+++ SUPPLIED DATA
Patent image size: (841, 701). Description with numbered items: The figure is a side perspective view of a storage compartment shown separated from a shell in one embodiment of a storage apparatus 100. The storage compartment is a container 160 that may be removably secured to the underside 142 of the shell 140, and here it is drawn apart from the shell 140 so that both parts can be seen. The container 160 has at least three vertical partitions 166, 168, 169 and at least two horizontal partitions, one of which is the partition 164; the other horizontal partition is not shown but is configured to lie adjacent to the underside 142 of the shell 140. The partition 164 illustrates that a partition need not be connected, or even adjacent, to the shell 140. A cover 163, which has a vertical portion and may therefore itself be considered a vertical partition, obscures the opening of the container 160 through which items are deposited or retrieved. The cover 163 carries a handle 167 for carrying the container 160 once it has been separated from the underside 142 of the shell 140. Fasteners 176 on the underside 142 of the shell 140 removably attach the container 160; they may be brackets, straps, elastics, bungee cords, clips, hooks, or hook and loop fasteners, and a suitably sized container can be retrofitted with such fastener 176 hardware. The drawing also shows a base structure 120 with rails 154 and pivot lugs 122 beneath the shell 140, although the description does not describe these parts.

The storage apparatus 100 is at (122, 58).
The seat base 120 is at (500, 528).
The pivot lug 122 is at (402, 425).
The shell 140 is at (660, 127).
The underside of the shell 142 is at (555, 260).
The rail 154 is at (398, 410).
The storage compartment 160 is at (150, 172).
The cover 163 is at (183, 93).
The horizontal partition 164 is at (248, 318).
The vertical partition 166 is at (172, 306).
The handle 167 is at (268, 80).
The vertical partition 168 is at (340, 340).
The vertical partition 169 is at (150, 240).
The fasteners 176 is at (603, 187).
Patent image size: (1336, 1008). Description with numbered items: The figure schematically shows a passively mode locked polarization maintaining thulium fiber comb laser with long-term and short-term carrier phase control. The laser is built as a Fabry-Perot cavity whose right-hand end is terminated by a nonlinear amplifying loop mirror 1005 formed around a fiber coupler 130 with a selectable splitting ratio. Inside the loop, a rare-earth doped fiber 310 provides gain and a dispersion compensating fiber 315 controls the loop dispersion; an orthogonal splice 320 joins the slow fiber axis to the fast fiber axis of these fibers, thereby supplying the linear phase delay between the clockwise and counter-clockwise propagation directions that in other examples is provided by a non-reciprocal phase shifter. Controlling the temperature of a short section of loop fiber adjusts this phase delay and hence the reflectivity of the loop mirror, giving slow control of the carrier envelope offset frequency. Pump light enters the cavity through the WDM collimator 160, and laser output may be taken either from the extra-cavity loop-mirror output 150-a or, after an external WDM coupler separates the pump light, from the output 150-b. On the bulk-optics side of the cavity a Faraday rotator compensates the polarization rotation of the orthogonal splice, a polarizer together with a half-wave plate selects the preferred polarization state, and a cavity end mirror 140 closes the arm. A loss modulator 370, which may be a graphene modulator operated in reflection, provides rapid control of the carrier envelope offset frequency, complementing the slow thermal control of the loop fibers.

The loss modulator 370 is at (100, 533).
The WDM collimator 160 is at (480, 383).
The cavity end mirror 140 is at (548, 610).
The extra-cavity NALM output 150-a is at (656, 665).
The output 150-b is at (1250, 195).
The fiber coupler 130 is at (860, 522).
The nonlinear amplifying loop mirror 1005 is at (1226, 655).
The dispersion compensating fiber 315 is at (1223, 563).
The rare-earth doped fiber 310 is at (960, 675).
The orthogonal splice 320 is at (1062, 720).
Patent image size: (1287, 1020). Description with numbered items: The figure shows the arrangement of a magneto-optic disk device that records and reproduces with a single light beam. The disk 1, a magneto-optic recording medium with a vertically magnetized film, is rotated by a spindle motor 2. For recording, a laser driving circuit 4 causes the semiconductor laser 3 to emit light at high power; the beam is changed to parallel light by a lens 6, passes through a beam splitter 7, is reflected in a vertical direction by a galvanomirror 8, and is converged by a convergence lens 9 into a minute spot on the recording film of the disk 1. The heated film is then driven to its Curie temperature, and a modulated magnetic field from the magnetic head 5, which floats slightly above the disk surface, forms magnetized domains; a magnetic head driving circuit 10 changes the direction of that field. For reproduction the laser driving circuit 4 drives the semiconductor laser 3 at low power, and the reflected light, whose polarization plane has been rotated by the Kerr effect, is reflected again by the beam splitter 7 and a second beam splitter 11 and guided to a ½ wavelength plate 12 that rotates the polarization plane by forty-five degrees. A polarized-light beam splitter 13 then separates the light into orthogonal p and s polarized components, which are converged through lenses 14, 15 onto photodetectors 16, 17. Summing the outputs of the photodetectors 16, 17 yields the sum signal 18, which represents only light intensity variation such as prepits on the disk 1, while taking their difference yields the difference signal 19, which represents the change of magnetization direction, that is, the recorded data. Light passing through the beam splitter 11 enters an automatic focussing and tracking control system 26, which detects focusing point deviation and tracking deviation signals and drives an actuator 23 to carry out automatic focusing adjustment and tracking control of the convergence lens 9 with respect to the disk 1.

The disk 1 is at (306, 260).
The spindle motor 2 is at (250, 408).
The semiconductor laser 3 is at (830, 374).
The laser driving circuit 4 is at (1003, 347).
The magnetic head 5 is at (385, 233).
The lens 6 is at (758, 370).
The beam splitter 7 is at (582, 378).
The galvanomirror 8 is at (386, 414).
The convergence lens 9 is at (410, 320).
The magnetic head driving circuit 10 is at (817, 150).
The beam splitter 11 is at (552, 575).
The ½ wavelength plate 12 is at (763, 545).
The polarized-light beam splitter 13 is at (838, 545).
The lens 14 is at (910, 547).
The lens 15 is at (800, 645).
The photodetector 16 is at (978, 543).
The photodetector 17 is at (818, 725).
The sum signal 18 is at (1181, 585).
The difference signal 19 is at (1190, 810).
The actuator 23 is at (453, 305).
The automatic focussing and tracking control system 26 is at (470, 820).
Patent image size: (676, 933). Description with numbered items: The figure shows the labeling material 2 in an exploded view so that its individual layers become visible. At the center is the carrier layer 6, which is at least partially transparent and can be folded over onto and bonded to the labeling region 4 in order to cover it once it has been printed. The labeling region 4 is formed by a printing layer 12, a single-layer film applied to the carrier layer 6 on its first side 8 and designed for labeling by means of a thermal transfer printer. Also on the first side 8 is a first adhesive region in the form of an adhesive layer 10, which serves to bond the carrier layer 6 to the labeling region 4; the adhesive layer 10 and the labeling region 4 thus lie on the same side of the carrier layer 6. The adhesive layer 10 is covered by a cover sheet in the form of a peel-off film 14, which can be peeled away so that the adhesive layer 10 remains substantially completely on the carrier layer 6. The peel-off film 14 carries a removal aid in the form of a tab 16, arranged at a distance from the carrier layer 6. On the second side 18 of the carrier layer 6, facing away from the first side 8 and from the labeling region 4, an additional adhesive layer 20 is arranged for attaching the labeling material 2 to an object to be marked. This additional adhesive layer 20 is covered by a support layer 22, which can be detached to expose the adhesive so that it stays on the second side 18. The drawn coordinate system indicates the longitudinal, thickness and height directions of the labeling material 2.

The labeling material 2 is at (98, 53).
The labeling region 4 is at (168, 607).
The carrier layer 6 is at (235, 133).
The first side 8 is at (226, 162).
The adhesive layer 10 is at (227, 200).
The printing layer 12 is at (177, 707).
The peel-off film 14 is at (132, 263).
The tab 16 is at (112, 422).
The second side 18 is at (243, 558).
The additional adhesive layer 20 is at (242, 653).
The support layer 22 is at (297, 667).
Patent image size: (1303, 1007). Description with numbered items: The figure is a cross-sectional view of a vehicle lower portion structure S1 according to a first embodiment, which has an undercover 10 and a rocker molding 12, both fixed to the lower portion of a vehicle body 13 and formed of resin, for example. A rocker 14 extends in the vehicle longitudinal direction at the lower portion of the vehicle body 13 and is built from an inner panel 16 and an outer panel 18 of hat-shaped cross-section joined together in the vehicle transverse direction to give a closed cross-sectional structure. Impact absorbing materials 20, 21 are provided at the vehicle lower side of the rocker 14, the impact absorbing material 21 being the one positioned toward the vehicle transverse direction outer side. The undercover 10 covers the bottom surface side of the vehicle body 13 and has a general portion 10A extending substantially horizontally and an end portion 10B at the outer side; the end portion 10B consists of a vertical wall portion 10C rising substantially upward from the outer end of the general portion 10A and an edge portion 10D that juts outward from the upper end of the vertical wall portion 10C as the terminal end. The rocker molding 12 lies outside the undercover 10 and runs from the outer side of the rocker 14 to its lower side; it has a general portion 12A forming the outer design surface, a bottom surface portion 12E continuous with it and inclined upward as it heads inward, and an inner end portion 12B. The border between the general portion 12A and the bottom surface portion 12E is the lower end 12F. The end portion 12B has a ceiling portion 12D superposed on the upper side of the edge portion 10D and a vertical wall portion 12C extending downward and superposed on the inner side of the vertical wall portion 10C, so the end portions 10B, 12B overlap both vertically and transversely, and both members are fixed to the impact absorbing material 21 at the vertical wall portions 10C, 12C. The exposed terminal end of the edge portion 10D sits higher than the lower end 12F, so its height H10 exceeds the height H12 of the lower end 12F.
++++++
▶ [AIM]:
Render the stretch of the listing from the line containing "Patent image size: (676, 933)." through the line containing "The peel-off film 14 is at (132, 263)." as a numbered list, leaving out blank lines.

▶ [THE SOLUTION]:
1. Patent image size: (676, 933). Description with numbered items: The figure shows the labeling material 2 in an exploded view so that its individual layers become visible. At the center is the carrier layer 6, which is at least partially transparent and can be folded over onto and bonded to the labeling region 4 in order to cover it once it has been printed. The labeling region 4 is formed by a printing layer 12, a single-layer film applied to the carrier layer 6 on its first side 8 and designed for labeling by means of a thermal transfer printer. Also on the first side 8 is a first adhesive region in the form of an adhesive layer 10, which serves to bond the carrier layer 6 to the labeling region 4; the adhesive layer 10 and the labeling region 4 thus lie on the same side of the carrier layer 6. The adhesive layer 10 is covered by a cover sheet in the form of a peel-off film 14, which can be peeled away so that the adhesive layer 10 remains substantially completely on the carrier layer 6. The peel-off film 14 carries a removal aid in the form of a tab 16, arranged at a distance from the carrier layer 6. On the second side 18 of the carrier layer 6, facing away from the first side 8 and from the labeling region 4, an additional adhesive layer 20 is arranged for attaching the labeling material 2 to an object to be marked. This additional adhesive layer 20 is covered by a support layer 22, which can be detached to expose the adhesive so that it stays on the second side 18. The drawn coordinate system indicates the longitudinal, thickness and height directions of the labeling material 2.
2. The labeling material 2 is at (98, 53).
3. The labeling region 4 is at (168, 607).
4. The carrier layer 6 is at (235, 133).
5. The first side 8 is at (226, 162).
6. The adhesive layer 10 is at (227, 200).
7. The printing layer 12 is at (177, 707).
8. The peel-off film 14 is at (132, 263).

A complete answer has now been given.